▶ **DIRECTIONS FOR THIS TASK**:
Copy all the material that follows, keeping every character the same.

▶ **RECORDS SHOWN**:
==================================================

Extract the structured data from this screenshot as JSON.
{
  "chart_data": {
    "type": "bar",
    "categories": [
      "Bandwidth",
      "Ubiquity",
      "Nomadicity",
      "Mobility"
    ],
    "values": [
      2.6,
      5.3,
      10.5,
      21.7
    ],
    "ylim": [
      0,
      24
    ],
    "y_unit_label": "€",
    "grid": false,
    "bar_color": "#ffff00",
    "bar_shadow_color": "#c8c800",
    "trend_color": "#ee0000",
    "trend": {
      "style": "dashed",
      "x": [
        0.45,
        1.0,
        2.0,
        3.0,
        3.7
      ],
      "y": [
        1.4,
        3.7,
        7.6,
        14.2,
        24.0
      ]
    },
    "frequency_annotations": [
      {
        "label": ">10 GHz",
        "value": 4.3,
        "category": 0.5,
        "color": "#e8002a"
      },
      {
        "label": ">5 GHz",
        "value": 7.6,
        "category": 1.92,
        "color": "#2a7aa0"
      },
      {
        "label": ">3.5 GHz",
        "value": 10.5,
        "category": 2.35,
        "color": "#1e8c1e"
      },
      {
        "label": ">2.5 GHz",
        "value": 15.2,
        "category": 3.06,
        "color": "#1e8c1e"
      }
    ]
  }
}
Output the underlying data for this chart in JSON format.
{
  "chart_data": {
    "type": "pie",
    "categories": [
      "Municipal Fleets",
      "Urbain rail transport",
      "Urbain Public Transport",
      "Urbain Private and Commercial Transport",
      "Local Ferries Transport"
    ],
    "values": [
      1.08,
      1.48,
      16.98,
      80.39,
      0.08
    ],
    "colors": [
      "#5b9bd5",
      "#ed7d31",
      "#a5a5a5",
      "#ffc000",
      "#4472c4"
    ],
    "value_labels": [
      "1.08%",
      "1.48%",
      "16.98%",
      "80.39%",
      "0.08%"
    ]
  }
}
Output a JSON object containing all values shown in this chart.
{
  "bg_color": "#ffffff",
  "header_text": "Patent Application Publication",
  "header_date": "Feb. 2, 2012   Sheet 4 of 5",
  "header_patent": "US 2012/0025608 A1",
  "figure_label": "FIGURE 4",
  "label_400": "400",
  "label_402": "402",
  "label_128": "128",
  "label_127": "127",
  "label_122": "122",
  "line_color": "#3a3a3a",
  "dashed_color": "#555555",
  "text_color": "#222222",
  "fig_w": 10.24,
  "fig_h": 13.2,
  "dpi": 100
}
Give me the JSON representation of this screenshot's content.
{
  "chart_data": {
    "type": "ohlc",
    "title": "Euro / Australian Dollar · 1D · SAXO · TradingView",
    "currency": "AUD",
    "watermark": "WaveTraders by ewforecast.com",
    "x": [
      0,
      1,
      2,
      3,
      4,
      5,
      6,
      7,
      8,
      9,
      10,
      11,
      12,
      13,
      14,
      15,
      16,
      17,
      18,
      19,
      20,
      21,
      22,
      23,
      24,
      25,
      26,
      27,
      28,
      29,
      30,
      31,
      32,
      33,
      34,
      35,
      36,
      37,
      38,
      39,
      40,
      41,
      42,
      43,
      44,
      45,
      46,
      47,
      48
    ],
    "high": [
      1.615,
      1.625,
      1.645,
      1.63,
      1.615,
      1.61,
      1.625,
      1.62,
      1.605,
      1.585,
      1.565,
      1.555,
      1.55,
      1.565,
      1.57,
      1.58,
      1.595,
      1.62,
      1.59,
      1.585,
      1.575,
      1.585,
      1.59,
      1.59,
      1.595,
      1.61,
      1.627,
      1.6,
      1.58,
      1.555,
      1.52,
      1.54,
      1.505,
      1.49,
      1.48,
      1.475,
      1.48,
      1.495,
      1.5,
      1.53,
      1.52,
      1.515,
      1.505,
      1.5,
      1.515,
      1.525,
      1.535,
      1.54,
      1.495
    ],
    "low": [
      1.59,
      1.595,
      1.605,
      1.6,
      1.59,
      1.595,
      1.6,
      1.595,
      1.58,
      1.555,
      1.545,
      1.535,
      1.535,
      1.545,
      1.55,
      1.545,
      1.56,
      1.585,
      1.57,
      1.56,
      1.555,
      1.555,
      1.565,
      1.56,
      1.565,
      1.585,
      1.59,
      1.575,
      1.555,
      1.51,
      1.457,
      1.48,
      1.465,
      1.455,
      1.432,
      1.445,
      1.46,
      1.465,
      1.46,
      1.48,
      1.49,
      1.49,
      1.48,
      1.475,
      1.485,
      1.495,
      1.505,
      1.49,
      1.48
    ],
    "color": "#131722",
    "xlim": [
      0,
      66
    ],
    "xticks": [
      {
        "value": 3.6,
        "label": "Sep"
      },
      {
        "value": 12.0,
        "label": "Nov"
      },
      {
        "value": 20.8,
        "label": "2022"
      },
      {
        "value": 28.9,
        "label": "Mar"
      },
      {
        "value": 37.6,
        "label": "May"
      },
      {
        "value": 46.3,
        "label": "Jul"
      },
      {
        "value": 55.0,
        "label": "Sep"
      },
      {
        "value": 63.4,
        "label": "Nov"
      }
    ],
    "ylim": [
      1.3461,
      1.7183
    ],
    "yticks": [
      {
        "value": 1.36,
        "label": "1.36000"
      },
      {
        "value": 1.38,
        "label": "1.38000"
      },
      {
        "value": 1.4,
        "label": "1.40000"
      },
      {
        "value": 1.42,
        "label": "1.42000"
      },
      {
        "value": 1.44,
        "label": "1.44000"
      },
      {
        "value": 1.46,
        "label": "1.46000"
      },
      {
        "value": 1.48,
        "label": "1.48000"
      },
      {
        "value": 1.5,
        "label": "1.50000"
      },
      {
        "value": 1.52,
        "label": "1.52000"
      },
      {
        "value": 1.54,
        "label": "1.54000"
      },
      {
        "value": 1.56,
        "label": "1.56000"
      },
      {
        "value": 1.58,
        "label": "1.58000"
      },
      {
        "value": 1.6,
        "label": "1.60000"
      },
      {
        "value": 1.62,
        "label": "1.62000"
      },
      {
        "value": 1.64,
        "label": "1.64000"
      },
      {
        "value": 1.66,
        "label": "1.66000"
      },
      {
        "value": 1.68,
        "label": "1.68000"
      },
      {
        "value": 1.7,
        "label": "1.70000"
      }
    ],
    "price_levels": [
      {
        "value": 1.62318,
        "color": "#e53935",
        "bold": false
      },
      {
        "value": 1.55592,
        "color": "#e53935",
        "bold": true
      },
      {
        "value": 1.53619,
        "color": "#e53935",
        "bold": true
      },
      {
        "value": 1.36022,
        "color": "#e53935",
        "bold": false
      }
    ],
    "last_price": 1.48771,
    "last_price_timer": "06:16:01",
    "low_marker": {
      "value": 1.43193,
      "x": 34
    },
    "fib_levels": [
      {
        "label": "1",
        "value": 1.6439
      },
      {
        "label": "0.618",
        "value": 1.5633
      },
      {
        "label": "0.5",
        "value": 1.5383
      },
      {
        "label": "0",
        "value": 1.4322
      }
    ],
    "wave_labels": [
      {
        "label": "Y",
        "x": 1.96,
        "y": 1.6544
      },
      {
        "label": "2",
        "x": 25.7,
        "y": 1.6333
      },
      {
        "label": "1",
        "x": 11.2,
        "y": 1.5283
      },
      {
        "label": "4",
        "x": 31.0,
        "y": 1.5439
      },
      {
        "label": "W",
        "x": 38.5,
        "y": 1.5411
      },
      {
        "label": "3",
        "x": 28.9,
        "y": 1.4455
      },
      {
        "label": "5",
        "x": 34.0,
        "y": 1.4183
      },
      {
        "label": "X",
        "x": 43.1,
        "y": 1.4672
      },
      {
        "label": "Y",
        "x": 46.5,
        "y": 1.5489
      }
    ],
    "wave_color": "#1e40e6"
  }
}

==================================================

▶ **OUTPUT FOR THIS EXERCISE**:
Extract the structured data from this screenshot as JSON.
{
  "chart_data": {
    "type": "bar",
    "categories": [
      "Bandwidth",
      "Ubiquity",
      "Nomadicity",
      "Mobility"
    ],
    "values": [
      2.6,
      5.3,
      10.5,
      21.7
    ],
    "ylim": [
      0,
      24
    ],
    "y_unit_label": "€",
    "grid": false,
    "bar_color": "#ffff00",
    "bar_shadow_color": "#c8c800",
    "trend_color": "#ee0000",
    "trend": {
      "style": "dashed",
      "x": [
        0.45,
        1.0,
        2.0,
        3.0,
        3.7
      ],
      "y": [
        1.4,
        3.7,
        7.6,
        14.2,
        24.0
      ]
    },
    "frequency_annotations": [
      {
        "label": ">10 GHz",
        "value": 4.3,
        "category": 0.5,
        "color": "#e8002a"
      },
      {
        "label": ">5 GHz",
        "value": 7.6,
        "category": 1.92,
        "color": "#2a7aa0"
      },
      {
        "label": ">3.5 GHz",
        "value": 10.5,
        "category": 2.35,
        "color": "#1e8c1e"
      },
      {
        "label": ">2.5 GHz",
        "value": 15.2,
        "category": 3.06,
        "color": "#1e8c1e"
      }
    ]
  }
}
Output the underlying data for this chart in JSON format.
{
  "chart_data": {
    "type": "pie",
    "categories": [
      "Municipal Fleets",
      "Urbain rail transport",
      "Urbain Public Transport",
      "Urbain Private and Commercial Transport",
      "Local Ferries Transport"
    ],
    "values": [
      1.08,
      1.48,
      16.98,
      80.39,
      0.08
    ],
    "colors": [
      "#5b9bd5",
      "#ed7d31",
      "#a5a5a5",
      "#ffc000",
      "#4472c4"
    ],
    "value_labels": [
      "1.08%",
      "1.48%",
      "16.98%",
      "80.39%",
      "0.08%"
    ]
  }
}
Output a JSON object containing all values shown in this chart.
{
  "bg_color": "#ffffff",
  "header_text": "Patent Application Publication",
  "header_date": "Feb. 2, 2012   Sheet 4 of 5",
  "header_patent": "US 2012/0025608 A1",
  "figure_label": "FIGURE 4",
  "label_400": "400",
  "label_402": "402",
  "label_128": "128",
  "label_127": "127",
  "label_122": "122",
  "line_color": "#3a3a3a",
  "dashed_color": "#555555",
  "text_color": "#222222",
  "fig_w": 10.24,
  "fig_h": 13.2,
  "dpi": 100
}
Give me the JSON representation of this screenshot's content.
{
  "chart_data": {
    "type": "ohlc",
    "title": "Euro / Australian Dollar · 1D · SAXO · TradingView",
    "currency": "AUD",
    "watermark": "WaveTraders by ewforecast.com",
    "x": [
      0,
      1,
      2,
      3,
      4,
      5,
      6,
      7,
      8,
      9,
      10,
      11,
      12,
      13,
      14,
      15,
      16,
      17,
      18,
      19,
      20,
      21,
      22,
      23,
      24,
      25,
      26,
      27,
      28,
      29,
      30,
      31,
      32,
      33,
      34,
      35,
      36,
      37,
      38,
      39,
      40,
      41,
      42,
      43,
      44,
      45,
      46,
      47,
      48
    ],
    "high": [
      1.615,
      1.625,
      1.645,
      1.63,
      1.615,
      1.61,
      1.625,
      1.62,
      1.605,
      1.585,
      1.565,
      1.555,
      1.55,
      1.565,
      1.57,
      1.58,
      1.595,
      1.62,
      1.59,
      1.585,
      1.575,
      1.585,
      1.59,
      1.59,
      1.595,
      1.61,
      1.627,
      1.6,
      1.58,
      1.555,
      1.52,
      1.54,
      1.505,
      1.49,
      1.48,
      1.475,
      1.48,
      1.495,
      1.5,
      1.53,
      1.52,
      1.515,
      1.505,
      1.5,
      1.515,
      1.525,
      1.535,
      1.54,
      1.495
    ],
    "low": [
      1.59,
      1.595,
      1.605,
      1.6,
      1.59,
      1.595,
      1.6,
      1.595,
      1.58,
      1.555,
      1.545,
      1.535,
      1.535,
      1.545,
      1.55,
      1.545,
      1.56,
      1.585,
      1.57,
      1.56,
      1.555,
      1.555,
      1.565,
      1.56,
      1.565,
      1.585,
      1.59,
      1.575,
      1.555,
      1.51,
      1.457,
      1.48,
      1.465,
      1.455,
      1.432,
      1.445,
      1.46,
      1.465,
      1.46,
      1.48,
      1.49,
      1.49,
      1.48,
      1.475,
      1.485,
      1.495,
      1.505,
      1.49,
      1.48
    ],
    "color": "#131722",
    "xlim": [
      0,
      66
    ],
    "xticks": [
      {
        "value": 3.6,
        "label": "Sep"
      },
      {
        "value": 12.0,
        "label": "Nov"
      },
      {
        "value": 20.8,
        "label": "2022"
      },
      {
        "value": 28.9,
        "label": "Mar"
      },
      {
        "value": 37.6,
        "label": "May"
      },
      {
        "value": 46.3,
        "label": "Jul"
      },
      {
        "value": 55.0,
        "label": "Sep"
      },
      {
        "value": 63.4,
        "label": "Nov"
      }
    ],
    "ylim": [
      1.3461,
      1.7183
    ],
    "yticks": [
      {
        "value": 1.36,
        "label": "1.36000"
      },
      {
        "value": 1.38,
        "label": "1.38000"
      },
      {
        "value": 1.4,
        "label": "1.40000"
      },
      {
        "value": 1.42,
        "label": "1.42000"
      },
      {
        "value": 1.44,
        "label": "1.44000"
      },
      {
        "value": 1.46,
        "label": "1.46000"
      },
      {
        "value": 1.48,
        "label": "1.48000"
      },
      {
        "value": 1.5,
        "label": "1.50000"
      },
      {
        "value": 1.52,
        "label": "1.52000"
      },
      {
        "value": 1.54,
        "label": "1.54000"
      },
      {
        "value": 1.56,
        "label": "1.56000"
      },
      {
        "value": 1.58,
        "label": "1.58000"
      },
      {
        "value": 1.6,
        "label": "1.60000"
      },
      {
        "value": 1.62,
        "label": "1.62000"
      },
      {
        "value": 1.64,
        "label": "1.64000"
      },
      {
        "value": 1.66,
        "label": "1.66000"
      },
      {
        "value": 1.68,
        "label": "1.68000"
      },
      {
        "value": 1.7,
        "label": "1.70000"
      }
    ],
    "price_levels": [
      {
        "value": 1.62318,
        "color": "#e53935",
        "bold": false
      },
      {
        "value": 1.55592,
        "color": "#e53935",
        "bold": true
      },
      {
        "value": 1.53619,
        "color": "#e53935",
        "bold": true
      },
      {
        "value": 1.36022,
        "color": "#e53935",
        "bold": false
      }
    ],
    "last_price": 1.48771,
    "last_price_timer": "06:16:01",
    "low_marker": {
      "value": 1.43193,
      "x": 34
    },
    "fib_levels": [
      {
        "label": "1",
        "value": 1.6439
      },
      {
        "label": "0.618",
        "value": 1.5633
      },
      {
        "label": "0.5",
        "value": 1.5383
      },
      {
        "label": "0",
        "value": 1.4322
      }
    ],
    "wave_labels": [
      {
        "label": "Y",
        "x": 1.96,
        "y": 1.6544
      },
      {
        "label": "2",
        "x": 25.7,
        "y": 1.6333
      },
      {
        "label": "1",
        "x": 11.2,
        "y": 1.5283
      },
      {
        "label": "4",
        "x": 31.0,
        "y": 1.5439
      },
      {
        "label": "W",
        "x": 38.5,
        "y": 1.5411
      },
      {
        "label": "3",
        "x": 28.9,
        "y": 1.4455
      },
      {
        "label": "5",
        "x": 34.0,
        "y": 1.4183
      },
      {
        "label": "X",
        "x": 43.1,
        "y": 1.4672
      },
      {
        "label": "Y",
        "x": 46.5,
        "y": 1.5489
      }
    ],
    "wave_color": "#1e40e6"
  }
}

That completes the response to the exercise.